(Beginning of Extracted information)
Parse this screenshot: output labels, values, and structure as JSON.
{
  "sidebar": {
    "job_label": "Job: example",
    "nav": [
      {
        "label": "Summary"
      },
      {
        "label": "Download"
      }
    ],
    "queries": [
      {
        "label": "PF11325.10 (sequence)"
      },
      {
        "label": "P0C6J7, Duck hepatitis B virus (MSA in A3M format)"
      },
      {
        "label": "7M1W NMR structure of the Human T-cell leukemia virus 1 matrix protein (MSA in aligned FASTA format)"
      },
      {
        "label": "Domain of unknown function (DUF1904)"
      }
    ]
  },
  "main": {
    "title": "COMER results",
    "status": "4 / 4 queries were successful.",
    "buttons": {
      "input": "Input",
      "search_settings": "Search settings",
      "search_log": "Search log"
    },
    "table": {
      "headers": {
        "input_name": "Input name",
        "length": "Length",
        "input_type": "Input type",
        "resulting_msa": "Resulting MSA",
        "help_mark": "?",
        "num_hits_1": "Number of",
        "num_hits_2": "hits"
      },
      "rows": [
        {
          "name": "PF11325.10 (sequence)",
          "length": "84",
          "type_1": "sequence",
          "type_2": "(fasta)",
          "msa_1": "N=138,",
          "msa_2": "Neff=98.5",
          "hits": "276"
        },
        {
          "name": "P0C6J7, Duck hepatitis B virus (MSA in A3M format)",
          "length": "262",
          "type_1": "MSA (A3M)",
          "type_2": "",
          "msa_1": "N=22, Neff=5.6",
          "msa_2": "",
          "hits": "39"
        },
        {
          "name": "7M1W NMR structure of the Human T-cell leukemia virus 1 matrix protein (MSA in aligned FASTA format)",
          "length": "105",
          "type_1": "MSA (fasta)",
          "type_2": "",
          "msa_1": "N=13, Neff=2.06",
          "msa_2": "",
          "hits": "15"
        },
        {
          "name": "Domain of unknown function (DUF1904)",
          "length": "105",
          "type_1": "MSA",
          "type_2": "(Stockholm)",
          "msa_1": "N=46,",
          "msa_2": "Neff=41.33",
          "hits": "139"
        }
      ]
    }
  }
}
(End of Extracted information)
- [Task]
Copy the records out again word for word.

- [Answer to the exercise]
Parse this screenshot: output labels, values, and structure as JSON.
{
  "sidebar": {
    "job_label": "Job: example",
    "nav": [
      {
        "label": "Summary"
      },
      {
        "label": "Download"
      }
    ],
    "queries": [
      {
        "label": "PF11325.10 (sequence)"
      },
      {
        "label": "P0C6J7, Duck hepatitis B virus (MSA in A3M format)"
      },
      {
        "label": "7M1W NMR structure of the Human T-cell leukemia virus 1 matrix protein (MSA in aligned FASTA format)"
      },
      {
        "label": "Domain of unknown function (DUF1904)"
      }
    ]
  },
  "main": {
    "title": "COMER results",
    "status": "4 / 4 queries were successful.",
    "buttons": {
      "input": "Input",
      "search_settings": "Search settings",
      "search_log": "Search log"
    },
    "table": {
      "headers": {
        "input_name": "Input name",
        "length": "Length",
        "input_type": "Input type",
        "resulting_msa": "Resulting MSA",
        "help_mark": "?",
        "num_hits_1": "Number of",
        "num_hits_2": "hits"
      },
      "rows": [
        {
          "name": "PF11325.10 (sequence)",
          "length": "84",
          "type_1": "sequence",
          "type_2": "(fasta)",
          "msa_1": "N=138,",
          "msa_2": "Neff=98.5",
          "hits": "276"
        },
        {
          "name": "P0C6J7, Duck hepatitis B virus (MSA in A3M format)",
          "length": "262",
          "type_1": "MSA (A3M)",
          "type_2": "",
          "msa_1": "N=22, Neff=5.6",
          "msa_2": "",
          "hits": "39"
        },
        {
          "name": "7M1W NMR structure of the Human T-cell leukemia virus 1 matrix protein (MSA in aligned FASTA format)",
          "length": "105",
          "type_1": "MSA (fasta)",
          "type_2": "",
          "msa_1": "N=13, Neff=2.06",
          "msa_2": "",
          "hits": "15"
        },
        {
          "name": "Domain of unknown function (DUF1904)",
          "length": "105",
          "type_1": "MSA",
          "type_2": "(Stockholm)",
          "msa_1": "N=46,",
          "msa_2": "Neff=41.33",
          "hits": "139"
        }
      ]
    }
  }
}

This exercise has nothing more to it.